● **Stated task**
Reproduce verbatim the stretch of the data from its first line through the line containing "volume-bar [376, 426, 381, 432]", inclusive, and output nothing else.

● **Material provided**
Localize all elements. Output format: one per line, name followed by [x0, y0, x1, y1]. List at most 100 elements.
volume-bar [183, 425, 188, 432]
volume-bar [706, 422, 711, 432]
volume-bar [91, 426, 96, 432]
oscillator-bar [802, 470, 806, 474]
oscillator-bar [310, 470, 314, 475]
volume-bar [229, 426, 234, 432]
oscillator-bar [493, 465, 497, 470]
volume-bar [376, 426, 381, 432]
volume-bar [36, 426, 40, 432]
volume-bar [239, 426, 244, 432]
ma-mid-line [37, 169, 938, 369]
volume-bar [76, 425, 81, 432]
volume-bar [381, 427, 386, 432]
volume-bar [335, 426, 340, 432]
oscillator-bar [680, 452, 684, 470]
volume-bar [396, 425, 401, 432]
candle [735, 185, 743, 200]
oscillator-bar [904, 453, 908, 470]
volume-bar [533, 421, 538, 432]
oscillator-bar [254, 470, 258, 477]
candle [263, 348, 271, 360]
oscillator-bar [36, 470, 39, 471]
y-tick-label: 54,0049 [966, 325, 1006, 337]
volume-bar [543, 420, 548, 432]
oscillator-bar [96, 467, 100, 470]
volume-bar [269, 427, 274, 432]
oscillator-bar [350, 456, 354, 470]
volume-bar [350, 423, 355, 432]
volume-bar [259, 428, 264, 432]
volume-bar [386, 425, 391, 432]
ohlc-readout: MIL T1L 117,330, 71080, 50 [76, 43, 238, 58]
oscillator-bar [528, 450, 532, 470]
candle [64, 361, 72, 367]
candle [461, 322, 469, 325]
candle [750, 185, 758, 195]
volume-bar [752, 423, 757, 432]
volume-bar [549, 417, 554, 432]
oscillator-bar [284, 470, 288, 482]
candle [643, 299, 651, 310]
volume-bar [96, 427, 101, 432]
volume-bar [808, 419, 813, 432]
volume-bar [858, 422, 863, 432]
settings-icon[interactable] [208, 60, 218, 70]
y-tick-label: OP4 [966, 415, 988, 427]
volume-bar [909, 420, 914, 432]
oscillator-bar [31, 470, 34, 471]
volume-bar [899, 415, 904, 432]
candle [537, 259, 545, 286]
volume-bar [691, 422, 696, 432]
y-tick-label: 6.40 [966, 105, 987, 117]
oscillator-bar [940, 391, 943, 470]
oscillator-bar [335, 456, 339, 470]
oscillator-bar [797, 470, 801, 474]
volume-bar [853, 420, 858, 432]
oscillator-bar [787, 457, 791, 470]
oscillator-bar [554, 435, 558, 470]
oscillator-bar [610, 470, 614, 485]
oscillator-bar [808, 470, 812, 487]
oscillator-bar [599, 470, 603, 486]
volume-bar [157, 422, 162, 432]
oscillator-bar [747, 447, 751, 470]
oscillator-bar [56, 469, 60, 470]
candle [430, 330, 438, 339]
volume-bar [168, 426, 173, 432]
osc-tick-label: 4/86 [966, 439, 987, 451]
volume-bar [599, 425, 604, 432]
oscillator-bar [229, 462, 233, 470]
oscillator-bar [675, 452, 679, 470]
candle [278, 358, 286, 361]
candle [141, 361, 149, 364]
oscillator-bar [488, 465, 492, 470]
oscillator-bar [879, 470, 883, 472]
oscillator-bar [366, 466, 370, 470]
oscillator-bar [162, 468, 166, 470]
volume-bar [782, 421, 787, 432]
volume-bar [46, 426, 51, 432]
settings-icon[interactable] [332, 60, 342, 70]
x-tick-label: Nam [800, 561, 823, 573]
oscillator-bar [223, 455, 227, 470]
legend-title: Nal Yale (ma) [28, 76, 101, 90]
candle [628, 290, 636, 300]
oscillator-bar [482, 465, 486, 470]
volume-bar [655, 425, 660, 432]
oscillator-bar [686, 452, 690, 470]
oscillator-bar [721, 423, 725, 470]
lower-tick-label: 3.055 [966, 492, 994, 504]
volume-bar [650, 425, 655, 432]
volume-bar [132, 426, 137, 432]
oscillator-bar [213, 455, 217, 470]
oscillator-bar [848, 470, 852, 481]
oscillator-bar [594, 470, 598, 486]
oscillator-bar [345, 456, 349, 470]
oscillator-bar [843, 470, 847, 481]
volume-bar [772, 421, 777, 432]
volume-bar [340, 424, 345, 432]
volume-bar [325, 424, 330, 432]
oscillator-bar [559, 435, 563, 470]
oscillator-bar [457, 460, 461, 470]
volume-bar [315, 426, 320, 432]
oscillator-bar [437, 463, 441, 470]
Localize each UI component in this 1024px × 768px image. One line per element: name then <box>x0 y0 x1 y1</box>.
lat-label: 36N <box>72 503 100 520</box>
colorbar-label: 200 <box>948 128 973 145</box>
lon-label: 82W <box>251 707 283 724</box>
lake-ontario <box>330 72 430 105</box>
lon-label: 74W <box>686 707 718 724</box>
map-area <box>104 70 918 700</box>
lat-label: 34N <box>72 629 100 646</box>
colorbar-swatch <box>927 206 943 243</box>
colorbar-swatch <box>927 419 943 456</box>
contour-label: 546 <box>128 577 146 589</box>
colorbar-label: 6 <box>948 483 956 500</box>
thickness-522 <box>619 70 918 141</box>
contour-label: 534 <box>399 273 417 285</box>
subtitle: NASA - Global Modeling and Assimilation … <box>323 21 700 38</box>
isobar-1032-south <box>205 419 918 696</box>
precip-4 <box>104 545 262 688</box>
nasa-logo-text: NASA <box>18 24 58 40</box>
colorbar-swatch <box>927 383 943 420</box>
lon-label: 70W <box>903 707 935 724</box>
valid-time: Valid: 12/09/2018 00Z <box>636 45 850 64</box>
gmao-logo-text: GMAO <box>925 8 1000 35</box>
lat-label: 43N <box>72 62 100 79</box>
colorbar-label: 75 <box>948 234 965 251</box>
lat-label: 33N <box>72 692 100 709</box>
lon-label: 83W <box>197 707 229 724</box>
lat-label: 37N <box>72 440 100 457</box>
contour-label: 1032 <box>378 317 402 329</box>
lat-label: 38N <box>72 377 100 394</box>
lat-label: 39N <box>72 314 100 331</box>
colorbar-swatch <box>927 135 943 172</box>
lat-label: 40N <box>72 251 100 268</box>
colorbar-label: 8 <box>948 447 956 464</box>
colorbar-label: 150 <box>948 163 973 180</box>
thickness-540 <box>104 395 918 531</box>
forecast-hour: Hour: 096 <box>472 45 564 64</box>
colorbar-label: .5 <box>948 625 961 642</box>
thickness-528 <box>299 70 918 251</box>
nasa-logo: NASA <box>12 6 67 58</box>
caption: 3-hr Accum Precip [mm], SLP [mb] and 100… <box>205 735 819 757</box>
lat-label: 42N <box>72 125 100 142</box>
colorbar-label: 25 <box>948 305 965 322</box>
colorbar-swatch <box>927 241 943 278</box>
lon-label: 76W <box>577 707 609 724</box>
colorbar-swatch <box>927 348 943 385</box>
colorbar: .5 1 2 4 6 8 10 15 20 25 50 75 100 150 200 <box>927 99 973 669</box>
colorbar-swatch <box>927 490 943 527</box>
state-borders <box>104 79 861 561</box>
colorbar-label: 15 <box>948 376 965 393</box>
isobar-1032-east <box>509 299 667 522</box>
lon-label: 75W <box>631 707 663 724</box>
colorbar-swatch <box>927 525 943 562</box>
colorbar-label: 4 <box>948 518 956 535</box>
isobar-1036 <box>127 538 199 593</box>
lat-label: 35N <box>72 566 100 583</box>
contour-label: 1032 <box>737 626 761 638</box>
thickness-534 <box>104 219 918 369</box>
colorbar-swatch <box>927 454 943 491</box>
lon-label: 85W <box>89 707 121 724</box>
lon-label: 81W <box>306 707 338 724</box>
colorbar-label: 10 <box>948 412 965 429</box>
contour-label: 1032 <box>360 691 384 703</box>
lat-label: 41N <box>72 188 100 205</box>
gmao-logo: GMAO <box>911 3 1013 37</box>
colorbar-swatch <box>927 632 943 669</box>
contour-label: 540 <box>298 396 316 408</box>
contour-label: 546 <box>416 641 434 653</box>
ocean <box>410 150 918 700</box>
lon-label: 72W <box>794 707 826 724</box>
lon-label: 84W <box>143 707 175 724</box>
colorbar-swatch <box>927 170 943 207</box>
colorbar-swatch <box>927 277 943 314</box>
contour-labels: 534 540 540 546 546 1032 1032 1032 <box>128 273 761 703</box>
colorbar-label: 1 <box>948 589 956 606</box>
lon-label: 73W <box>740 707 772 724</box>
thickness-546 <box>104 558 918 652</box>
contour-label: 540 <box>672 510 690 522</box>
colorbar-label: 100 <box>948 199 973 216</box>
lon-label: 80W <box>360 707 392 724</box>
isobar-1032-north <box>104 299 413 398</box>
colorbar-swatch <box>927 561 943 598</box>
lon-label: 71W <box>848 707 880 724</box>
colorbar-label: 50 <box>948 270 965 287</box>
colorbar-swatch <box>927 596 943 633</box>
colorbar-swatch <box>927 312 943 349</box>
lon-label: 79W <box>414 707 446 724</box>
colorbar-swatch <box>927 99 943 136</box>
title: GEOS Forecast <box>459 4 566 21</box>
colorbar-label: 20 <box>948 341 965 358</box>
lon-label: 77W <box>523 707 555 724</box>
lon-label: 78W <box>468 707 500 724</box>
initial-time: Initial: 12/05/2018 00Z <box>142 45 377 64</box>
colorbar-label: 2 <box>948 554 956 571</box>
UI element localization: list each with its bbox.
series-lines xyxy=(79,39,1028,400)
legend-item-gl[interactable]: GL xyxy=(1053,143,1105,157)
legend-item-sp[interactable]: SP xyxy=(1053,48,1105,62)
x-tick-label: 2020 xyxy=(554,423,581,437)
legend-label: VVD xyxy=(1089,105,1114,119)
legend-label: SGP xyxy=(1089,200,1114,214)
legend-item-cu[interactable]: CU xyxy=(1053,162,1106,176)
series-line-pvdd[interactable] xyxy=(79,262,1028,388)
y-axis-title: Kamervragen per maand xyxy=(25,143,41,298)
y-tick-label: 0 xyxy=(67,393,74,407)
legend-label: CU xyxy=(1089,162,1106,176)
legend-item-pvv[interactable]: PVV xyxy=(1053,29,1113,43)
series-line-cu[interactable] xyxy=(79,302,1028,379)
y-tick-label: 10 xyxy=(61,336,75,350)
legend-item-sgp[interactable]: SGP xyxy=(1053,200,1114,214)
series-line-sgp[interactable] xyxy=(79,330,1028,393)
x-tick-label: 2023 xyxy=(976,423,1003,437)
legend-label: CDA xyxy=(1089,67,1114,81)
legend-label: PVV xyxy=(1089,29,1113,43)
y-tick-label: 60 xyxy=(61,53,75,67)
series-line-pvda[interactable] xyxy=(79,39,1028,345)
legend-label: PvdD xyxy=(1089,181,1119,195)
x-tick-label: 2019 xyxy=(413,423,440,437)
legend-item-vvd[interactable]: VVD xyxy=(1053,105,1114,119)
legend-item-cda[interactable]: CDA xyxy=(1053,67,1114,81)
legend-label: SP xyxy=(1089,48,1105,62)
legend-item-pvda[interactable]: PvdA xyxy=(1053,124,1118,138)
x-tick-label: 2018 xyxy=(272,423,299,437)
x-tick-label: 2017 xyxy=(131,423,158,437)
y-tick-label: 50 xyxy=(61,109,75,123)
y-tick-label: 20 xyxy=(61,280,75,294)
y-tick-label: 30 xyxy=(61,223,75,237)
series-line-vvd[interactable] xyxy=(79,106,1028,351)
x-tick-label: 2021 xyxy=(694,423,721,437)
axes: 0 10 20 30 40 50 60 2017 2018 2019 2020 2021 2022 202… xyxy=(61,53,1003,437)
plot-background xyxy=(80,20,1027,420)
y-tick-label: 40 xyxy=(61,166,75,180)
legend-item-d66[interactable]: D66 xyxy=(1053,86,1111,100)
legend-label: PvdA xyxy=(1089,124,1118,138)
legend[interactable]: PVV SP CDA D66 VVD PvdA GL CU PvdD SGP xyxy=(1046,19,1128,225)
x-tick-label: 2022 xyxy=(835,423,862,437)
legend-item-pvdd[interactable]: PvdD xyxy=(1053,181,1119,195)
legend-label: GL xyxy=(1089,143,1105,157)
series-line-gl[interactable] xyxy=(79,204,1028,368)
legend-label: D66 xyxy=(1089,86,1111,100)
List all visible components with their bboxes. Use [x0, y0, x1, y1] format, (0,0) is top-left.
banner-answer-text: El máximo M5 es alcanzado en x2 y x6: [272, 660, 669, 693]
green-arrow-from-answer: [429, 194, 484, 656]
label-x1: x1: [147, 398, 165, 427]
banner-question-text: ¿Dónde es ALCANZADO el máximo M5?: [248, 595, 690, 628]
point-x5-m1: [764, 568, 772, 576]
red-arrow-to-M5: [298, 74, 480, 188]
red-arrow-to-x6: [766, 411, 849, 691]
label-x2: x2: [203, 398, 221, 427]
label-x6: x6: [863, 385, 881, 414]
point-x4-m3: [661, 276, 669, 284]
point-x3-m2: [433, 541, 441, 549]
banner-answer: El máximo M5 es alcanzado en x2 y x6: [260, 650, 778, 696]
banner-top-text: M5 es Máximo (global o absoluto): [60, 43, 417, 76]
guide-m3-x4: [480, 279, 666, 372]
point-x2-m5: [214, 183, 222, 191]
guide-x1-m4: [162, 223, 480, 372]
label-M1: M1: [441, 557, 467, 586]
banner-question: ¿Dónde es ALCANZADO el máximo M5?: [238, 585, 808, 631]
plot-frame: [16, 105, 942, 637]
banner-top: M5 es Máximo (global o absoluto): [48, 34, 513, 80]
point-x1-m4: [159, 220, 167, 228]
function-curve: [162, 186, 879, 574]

● **The answer**
Localize all elements. Output format: one per line, name followed by [x0, y0, x1, y1]. List at most 100 elements.
volume-bar [183, 425, 188, 432]
volume-bar [706, 422, 711, 432]
volume-bar [91, 426, 96, 432]
oscillator-bar [802, 470, 806, 474]
oscillator-bar [310, 470, 314, 475]
volume-bar [229, 426, 234, 432]
oscillator-bar [493, 465, 497, 470]
volume-bar [376, 426, 381, 432]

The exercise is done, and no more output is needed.